**Exercise requirements:**
Exactly reproduce each record listed below.

Saved data entries:
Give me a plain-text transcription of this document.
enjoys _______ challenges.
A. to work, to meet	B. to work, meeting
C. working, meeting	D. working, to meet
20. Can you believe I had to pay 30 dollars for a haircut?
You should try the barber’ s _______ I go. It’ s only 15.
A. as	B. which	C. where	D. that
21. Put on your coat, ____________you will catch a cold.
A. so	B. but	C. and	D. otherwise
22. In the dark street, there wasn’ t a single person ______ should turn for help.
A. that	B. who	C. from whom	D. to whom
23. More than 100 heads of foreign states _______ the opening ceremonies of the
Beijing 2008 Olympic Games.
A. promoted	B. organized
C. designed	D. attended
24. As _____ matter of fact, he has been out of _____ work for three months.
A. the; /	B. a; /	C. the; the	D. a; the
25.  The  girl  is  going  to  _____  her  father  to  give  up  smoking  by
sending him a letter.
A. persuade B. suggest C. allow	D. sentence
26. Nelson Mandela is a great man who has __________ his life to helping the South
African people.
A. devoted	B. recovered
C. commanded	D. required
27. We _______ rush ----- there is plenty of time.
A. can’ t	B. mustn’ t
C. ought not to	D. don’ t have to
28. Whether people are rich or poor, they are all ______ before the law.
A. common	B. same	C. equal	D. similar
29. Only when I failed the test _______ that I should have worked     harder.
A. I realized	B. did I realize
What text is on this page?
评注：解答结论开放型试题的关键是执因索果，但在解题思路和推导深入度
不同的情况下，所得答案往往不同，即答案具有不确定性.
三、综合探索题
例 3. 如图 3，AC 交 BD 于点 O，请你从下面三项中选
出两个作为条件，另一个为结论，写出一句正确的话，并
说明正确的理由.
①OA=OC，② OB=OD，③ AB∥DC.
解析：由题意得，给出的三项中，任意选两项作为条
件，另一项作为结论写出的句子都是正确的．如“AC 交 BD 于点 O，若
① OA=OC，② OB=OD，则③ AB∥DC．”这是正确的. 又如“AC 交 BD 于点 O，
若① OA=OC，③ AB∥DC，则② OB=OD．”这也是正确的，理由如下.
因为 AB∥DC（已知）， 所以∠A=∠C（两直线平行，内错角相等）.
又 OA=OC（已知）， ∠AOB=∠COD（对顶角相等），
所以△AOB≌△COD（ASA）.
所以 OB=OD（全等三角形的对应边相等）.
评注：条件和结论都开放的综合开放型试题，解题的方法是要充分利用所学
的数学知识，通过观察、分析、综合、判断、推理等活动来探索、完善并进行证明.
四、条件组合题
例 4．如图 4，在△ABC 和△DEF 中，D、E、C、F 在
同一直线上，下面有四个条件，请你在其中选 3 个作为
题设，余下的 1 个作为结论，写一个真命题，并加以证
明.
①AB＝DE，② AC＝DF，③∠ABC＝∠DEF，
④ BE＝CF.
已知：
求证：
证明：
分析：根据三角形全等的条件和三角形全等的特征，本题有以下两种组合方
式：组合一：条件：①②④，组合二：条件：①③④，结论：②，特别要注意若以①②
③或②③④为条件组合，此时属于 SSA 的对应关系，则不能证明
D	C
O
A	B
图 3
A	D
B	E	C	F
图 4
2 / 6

**Full output:**
Give me a plain-text transcription of this document.
enjoys _______ challenges.
A. to work, to meet	B. to work, meeting
C. working, meeting	D. working, to meet
20. Can you believe I had to pay 30 dollars for a haircut?
You should try the barber’ s _______ I go. It’ s only 15.
A. as	B. which	C. where	D. that
21. Put on your coat, ____________you will catch a cold.
A. so	B. but	C. and	D. otherwise
22. In the dark street, there wasn’ t a single person ______ should turn for help.
A. that	B. who	C. from whom	D. to whom
23. More than 100 heads of foreign states _______ the opening ceremonies of the
Beijing 2008 Olympic Games.
A. promoted	B. organized
C. designed	D. attended
24. As _____ matter of fact, he has been out of _____ work for three months.
A. the; /	B. a; /	C. the; the	D. a; the
25.  The  girl  is  going  to  _____  her  father  to  give  up  smoking  by
sending him a letter.
A. persuade B. suggest C. allow	D. sentence
26. Nelson Mandela is a great man who has __________ his life to helping the South
African people.
A. devoted	B. recovered
C. commanded	D. required
27. We _______ rush ----- there is plenty of time.
A. can’ t	B. mustn’ t
C. ought not to	D. don’ t have to
28. Whether people are rich or poor, they are all ______ before the law.
A. common	B. same	C. equal	D. similar
29. Only when I failed the test _______ that I should have worked     harder.
A. I realized	B. did I realize
What text is on this page?
评注：解答结论开放型试题的关键是执因索果，但在解题思路和推导深入度
不同的情况下，所得答案往往不同，即答案具有不确定性.
三、综合探索题
例 3. 如图 3，AC 交 BD 于点 O，请你从下面三项中选
出两个作为条件，另一个为结论，写出一句正确的话，并
说明正确的理由.
①OA=OC，② OB=OD，③ AB∥DC.
解析：由题意得，给出的三项中，任意选两项作为条
件，另一项作为结论写出的句子都是正确的．如“AC 交 BD 于点 O，若
① OA=OC，② OB=OD，则③ AB∥DC．”这是正确的. 又如“AC 交 BD 于点 O，
若① OA=OC，③ AB∥DC，则② OB=OD．”这也是正确的，理由如下.
因为 AB∥DC（已知）， 所以∠A=∠C（两直线平行，内错角相等）.
又 OA=OC（已知）， ∠AOB=∠COD（对顶角相等），
所以△AOB≌△COD（ASA）.
所以 OB=OD（全等三角形的对应边相等）.
评注：条件和结论都开放的综合开放型试题，解题的方法是要充分利用所学
的数学知识，通过观察、分析、综合、判断、推理等活动来探索、完善并进行证明.
四、条件组合题
例 4．如图 4，在△ABC 和△DEF 中，D、E、C、F 在
同一直线上，下面有四个条件，请你在其中选 3 个作为
题设，余下的 1 个作为结论，写一个真命题，并加以证
明.
①AB＝DE，② AC＝DF，③∠ABC＝∠DEF，
④ BE＝CF.
已知：
求证：
证明：
分析：根据三角形全等的条件和三角形全等的特征，本题有以下两种组合方
式：组合一：条件：①②④，组合二：条件：①③④，结论：②，特别要注意若以①②
③或②③④为条件组合，此时属于 SSA 的对应关系，则不能证明
D	C
O
A	B
图 3
A	D
B	E	C	F
图 4
2 / 6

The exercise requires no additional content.